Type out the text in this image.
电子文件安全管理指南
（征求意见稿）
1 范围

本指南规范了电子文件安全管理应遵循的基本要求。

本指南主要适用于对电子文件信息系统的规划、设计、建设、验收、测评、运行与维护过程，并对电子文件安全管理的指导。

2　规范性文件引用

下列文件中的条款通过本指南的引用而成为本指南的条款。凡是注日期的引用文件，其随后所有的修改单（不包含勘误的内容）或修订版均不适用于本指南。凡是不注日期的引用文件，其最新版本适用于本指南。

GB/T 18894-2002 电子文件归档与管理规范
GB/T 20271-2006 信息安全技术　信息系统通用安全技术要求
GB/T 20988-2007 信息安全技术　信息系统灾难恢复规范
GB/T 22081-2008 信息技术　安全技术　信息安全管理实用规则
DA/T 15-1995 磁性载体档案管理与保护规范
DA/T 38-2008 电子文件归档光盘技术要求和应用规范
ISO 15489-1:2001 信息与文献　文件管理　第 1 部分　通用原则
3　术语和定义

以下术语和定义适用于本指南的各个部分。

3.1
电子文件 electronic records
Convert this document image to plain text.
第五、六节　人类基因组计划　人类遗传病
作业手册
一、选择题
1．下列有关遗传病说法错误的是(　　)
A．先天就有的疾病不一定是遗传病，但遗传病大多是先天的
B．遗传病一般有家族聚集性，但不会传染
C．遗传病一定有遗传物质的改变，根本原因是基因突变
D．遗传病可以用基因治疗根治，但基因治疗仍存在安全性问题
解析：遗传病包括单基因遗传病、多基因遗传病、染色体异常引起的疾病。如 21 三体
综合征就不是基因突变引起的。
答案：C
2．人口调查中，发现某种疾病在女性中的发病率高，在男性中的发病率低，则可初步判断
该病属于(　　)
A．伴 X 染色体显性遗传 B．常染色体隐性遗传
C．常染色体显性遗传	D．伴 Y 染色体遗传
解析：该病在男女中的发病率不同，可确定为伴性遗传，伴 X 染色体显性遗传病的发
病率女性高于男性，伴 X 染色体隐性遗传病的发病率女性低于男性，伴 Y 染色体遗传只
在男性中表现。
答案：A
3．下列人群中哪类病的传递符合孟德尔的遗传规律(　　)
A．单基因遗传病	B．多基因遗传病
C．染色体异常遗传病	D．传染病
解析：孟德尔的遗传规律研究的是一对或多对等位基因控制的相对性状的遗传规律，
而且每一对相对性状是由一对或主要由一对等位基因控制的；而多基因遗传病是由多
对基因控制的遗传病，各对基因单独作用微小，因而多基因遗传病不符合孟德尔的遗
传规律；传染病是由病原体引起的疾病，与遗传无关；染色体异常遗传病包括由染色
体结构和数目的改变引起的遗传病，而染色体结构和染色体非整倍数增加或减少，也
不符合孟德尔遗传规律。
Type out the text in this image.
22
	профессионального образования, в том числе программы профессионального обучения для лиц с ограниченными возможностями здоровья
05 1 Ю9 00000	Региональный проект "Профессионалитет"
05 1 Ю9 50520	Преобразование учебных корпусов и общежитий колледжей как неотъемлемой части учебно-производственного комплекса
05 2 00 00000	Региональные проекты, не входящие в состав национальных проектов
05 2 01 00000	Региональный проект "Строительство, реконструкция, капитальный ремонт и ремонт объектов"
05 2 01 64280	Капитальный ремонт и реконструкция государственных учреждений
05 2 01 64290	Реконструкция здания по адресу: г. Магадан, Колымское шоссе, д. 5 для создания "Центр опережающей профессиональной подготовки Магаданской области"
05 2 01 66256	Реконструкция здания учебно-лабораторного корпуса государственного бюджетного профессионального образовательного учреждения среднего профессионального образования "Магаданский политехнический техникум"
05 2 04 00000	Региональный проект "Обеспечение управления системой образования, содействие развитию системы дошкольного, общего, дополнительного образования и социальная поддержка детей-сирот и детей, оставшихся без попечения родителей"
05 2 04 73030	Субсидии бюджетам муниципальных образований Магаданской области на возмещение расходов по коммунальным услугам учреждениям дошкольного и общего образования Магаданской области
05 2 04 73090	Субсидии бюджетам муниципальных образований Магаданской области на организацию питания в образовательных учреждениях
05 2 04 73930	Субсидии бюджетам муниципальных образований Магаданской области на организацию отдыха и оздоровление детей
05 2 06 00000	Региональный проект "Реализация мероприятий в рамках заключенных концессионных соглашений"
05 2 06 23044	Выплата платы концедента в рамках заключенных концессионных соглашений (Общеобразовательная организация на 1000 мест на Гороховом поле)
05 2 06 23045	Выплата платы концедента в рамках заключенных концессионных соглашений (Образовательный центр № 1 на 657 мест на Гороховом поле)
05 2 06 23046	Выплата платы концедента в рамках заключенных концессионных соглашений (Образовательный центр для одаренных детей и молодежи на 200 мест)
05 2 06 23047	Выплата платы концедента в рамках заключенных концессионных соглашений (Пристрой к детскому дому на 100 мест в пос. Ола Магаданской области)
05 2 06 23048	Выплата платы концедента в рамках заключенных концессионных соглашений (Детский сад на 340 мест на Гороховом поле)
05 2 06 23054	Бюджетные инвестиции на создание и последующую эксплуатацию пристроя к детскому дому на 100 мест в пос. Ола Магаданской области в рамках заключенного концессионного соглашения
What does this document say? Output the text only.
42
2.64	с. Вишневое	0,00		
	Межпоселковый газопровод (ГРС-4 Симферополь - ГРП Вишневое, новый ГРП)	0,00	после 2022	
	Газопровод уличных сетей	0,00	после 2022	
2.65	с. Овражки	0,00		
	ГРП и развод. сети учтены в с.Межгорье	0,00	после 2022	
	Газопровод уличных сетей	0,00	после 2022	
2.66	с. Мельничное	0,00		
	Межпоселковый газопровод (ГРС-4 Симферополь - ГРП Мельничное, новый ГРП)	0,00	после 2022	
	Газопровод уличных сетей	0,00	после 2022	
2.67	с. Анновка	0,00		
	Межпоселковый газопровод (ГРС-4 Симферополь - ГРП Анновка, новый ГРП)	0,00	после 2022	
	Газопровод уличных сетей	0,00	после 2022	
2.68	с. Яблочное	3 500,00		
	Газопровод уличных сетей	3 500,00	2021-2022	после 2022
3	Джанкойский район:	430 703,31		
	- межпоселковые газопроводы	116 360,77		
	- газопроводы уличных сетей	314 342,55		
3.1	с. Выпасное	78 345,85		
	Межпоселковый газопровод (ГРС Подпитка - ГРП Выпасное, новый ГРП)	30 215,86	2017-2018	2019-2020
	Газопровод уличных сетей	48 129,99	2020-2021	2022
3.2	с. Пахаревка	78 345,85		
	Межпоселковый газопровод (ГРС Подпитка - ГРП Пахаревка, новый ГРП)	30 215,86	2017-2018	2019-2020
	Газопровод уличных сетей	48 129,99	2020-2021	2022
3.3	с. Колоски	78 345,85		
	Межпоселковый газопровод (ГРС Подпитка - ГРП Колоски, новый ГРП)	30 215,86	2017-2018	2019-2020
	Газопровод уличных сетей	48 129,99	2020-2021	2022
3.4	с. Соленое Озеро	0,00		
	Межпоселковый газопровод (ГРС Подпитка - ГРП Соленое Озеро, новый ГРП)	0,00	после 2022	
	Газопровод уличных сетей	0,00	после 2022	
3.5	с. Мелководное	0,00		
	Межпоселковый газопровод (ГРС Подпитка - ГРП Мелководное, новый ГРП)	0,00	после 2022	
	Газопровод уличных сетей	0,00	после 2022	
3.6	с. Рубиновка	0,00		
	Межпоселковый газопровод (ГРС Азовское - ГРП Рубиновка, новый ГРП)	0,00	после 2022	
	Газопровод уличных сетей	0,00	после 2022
_ _ _ _ _
**WHAT IS ASKED:** Begin with the line that contains "What does this" and end with the last line of the records; set down every line in that span exactly, and nothing else.

**COMPLETED EXERCISE:**
What does this document say? Output the text only.
42
2.64	с. Вишневое	0,00		
	Межпоселковый газопровод (ГРС-4 Симферополь - ГРП Вишневое, новый ГРП)	0,00	после 2022	
	Газопровод уличных сетей	0,00	после 2022	
2.65	с. Овражки	0,00		
	ГРП и развод. сети учтены в с.Межгорье	0,00	после 2022	
	Газопровод уличных сетей	0,00	после 2022	
2.66	с. Мельничное	0,00		
	Межпоселковый газопровод (ГРС-4 Симферополь - ГРП Мельничное, новый ГРП)	0,00	после 2022	
	Газопровод уличных сетей	0,00	после 2022	
2.67	с. Анновка	0,00		
	Межпоселковый газопровод (ГРС-4 Симферополь - ГРП Анновка, новый ГРП)	0,00	после 2022	
	Газопровод уличных сетей	0,00	после 2022	
2.68	с. Яблочное	3 500,00		
	Газопровод уличных сетей	3 500,00	2021-2022	после 2022
3	Джанкойский район:	430 703,31		
	- межпоселковые газопроводы	116 360,77		
	- газопроводы уличных сетей	314 342,55		
3.1	с. Выпасное	78 345,85		
	Межпоселковый газопровод (ГРС Подпитка - ГРП Выпасное, новый ГРП)	30 215,86	2017-2018	2019-2020
	Газопровод уличных сетей	48 129,99	2020-2021	2022
3.2	с. Пахаревка	78 345,85		
	Межпоселковый газопровод (ГРС Подпитка - ГРП Пахаревка, новый ГРП)	30 215,86	2017-2018	2019-2020
	Газопровод уличных сетей	48 129,99	2020-2021	2022
3.3	с. Колоски	78 345,85		
	Межпоселковый газопровод (ГРС Подпитка - ГРП Колоски, новый ГРП)	30 215,86	2017-2018	2019-2020
	Газопровод уличных сетей	48 129,99	2020-2021	2022
3.4	с. Соленое Озеро	0,00		
	Межпоселковый газопровод (ГРС Подпитка - ГРП Соленое Озеро, новый ГРП)	0,00	после 2022	
	Газопровод уличных сетей	0,00	после 2022	
3.5	с. Мелководное	0,00		
	Межпоселковый газопровод (ГРС Подпитка - ГРП Мелководное, новый ГРП)	0,00	после 2022	
	Газопровод уличных сетей	0,00	после 2022	
3.6	с. Рубиновка	0,00		
	Межпоселковый газопровод (ГРС Азовское - ГРП Рубиновка, новый ГРП)	0,00	после 2022	
	Газопровод уличных сетей	0,00	после 2022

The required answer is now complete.